- CHALLENGE A
Rewrite the listing's lines as a numbered list, from its first line through the line containing "text-line: 三是利润指标完成较差，一些单位甚至未完成产量；四是未能 xyxy=(188,966,1039,1002)", leaving out blank lines.

1) the p-value is the probability that, assuming the null hypothesis to be true, that the result being tested in the alternative hypothesis (or one deviating from the null hypothesis mean even more) would occur. In this case, there is a 4% chance that the observed value lower than 100 (or any observed value lower than it) would occur in a random set of data taken from the set with a mean of 100.
2) I’m not quite sure why they are adding the probabilities for when the alternative hypothesis is changed based on high and low observed values and associating this combined value for a Type 1 error with only the low or high change to the alternative hypothesis. The logic behind it doesn’t make sense, but at the same time it makes sense to set up your hypothesis test before observing values so that you as the researcher do not have a skewed opinion.
3) When there is a large risk associated with accepting the null hypothesis when the alternative hypothesis is actually true.
4) Since I won’t be in lecture (refer to my email for the reason), are there any exercises that you suggest I work to go along with the reading?
A p-value of 0.04 means that, if the null hypothesis (μ = 100) was true, then the calculated average that we received from our sample is very unlikely (4% of the time, it would happen). A p-value that small typically means that we can reject the null hypothesis, or at the very least, means that the alternative hypothesis (μ < 100) is more likely to occur.
No, this example is fairly confusing. How can you get 5% error if only one half of the graph is relevant, but you can only safely reject the null hypothesis if the value is within the significance level? I'm confused, and I would like this explained in class if possible. This is also my question about the reading.
You could reject the null hypothesis if the p-value was less than your significance level. While it is not likely to have such a high significance level (28%?), if it was that high, you could safely reject the null hypothesis.
1) The p-value is the probability of observing data at least as favorable to the alternative hypothesis as our current data set, if the null hypothesis was true. In this case, there’s a probability of .04 that we’ll see data that supports our alternative hypothesis.
2) We could probably double our alpha value to reduce the risk of Type 1 errors if we switch from 1-sided to 2-sided, so I don’t entirely accept this justification as law
3) Wasn’t in class (sick), but I think if the sample was really small I’d be OK accepting this P-value
4) where does the value p <.05 come from when rejecting Ho?

- RECORDS SHOWN

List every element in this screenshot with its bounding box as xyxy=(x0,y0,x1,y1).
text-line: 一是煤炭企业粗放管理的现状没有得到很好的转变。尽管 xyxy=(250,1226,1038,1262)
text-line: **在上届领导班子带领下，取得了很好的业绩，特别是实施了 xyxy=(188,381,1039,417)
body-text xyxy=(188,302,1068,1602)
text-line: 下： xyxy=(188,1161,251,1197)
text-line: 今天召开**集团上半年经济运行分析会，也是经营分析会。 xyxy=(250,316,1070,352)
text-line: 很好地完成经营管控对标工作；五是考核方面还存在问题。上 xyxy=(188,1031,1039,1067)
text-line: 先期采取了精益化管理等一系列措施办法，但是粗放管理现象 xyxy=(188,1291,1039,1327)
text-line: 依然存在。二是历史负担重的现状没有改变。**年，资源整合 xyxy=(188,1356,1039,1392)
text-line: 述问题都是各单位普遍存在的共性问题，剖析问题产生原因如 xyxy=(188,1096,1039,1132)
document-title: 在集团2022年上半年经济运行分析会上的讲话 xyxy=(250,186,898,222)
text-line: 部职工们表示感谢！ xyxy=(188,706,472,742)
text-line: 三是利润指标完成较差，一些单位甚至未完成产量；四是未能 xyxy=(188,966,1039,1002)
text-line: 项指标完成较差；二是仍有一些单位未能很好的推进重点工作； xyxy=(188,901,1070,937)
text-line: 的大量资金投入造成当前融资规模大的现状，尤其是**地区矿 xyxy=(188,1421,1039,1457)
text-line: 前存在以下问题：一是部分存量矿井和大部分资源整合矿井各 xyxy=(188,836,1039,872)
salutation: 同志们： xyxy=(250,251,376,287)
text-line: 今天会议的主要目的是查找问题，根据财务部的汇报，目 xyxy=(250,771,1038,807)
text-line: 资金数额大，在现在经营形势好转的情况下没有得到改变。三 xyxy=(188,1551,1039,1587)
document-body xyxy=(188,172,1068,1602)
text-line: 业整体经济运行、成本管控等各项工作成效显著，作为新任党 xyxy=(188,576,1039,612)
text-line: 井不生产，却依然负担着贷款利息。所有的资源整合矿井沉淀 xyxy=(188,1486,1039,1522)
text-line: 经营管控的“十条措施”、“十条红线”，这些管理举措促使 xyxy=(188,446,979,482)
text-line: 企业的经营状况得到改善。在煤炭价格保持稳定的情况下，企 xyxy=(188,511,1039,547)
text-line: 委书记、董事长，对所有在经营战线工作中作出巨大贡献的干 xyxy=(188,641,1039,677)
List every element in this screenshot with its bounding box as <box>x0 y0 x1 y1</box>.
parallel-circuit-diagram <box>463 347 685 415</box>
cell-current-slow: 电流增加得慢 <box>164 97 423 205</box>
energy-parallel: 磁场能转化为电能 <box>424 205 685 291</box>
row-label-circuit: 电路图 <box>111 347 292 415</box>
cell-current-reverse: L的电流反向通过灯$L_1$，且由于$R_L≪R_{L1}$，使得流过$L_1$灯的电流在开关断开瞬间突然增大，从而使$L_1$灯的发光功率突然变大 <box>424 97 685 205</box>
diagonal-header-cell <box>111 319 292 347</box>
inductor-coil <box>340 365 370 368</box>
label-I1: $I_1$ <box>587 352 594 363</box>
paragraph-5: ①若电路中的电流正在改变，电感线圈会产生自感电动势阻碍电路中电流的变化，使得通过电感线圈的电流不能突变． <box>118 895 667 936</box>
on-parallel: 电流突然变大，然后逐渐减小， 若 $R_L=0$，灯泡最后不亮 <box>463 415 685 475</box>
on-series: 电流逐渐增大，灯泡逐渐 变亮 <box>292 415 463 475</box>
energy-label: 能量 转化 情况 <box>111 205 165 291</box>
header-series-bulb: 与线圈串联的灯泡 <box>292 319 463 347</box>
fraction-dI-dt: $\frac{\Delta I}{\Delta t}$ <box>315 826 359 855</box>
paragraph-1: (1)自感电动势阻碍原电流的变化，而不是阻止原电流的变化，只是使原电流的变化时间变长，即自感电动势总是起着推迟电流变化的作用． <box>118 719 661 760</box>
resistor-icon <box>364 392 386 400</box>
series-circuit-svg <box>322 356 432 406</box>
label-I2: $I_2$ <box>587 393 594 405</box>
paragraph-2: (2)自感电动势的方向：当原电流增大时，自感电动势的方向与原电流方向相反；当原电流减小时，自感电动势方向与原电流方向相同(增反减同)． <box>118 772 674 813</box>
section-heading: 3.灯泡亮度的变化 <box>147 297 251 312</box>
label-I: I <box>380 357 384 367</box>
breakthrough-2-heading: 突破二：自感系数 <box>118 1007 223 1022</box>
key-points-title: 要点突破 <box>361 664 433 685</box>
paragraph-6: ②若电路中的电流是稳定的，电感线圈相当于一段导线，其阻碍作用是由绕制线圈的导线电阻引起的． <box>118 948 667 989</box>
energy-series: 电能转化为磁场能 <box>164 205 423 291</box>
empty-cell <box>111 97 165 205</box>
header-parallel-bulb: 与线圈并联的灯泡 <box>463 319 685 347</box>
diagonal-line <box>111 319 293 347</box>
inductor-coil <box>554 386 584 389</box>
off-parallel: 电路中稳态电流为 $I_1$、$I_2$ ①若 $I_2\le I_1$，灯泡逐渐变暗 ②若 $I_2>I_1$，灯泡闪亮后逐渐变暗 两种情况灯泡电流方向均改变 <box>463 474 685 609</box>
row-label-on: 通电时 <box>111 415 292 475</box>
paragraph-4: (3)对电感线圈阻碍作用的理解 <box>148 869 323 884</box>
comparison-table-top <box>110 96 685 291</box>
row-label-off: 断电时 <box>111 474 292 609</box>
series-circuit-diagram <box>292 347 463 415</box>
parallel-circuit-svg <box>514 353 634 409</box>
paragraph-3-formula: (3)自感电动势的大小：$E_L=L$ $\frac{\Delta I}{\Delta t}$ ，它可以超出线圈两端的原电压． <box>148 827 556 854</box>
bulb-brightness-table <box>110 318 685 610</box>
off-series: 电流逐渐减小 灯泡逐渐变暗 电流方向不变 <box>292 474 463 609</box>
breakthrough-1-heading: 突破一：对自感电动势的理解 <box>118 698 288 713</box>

- CHALLENGE B
Name every distinct percentage written with a % sign in the p-value discussion.

- FULL SOLUTION A
1. List every element in this screenshot with its bounding box as xyxy=(x0,y0,x1,y1).
2. text-line: 一是煤炭企业粗放管理的现状没有得到很好的转变。尽管 xyxy=(250,1226,1038,1262)
3. text-line: **在上届领导班子带领下，取得了很好的业绩，特别是实施了 xyxy=(188,381,1039,417)
4. body-text xyxy=(188,302,1068,1602)
5. text-line: 下： xyxy=(188,1161,251,1197)
6. text-line: 今天召开**集团上半年经济运行分析会，也是经营分析会。 xyxy=(250,316,1070,352)
7. text-line: 很好地完成经营管控对标工作；五是考核方面还存在问题。上 xyxy=(188,1031,1039,1067)
8. text-line: 先期采取了精益化管理等一系列措施办法，但是粗放管理现象 xyxy=(188,1291,1039,1327)
9. text-line: 依然存在。二是历史负担重的现状没有改变。**年，资源整合 xyxy=(188,1356,1039,1392)
10. text-line: 述问题都是各单位普遍存在的共性问题，剖析问题产生原因如 xyxy=(188,1096,1039,1132)
11. document-title: 在集团2022年上半年经济运行分析会上的讲话 xyxy=(250,186,898,222)
12. text-line: 部职工们表示感谢！ xyxy=(188,706,472,742)
13. text-line: 三是利润指标完成较差，一些单位甚至未完成产量；四是未能 xyxy=(188,966,1039,1002)

- FULL SOLUTION B
4%, 5%, 28%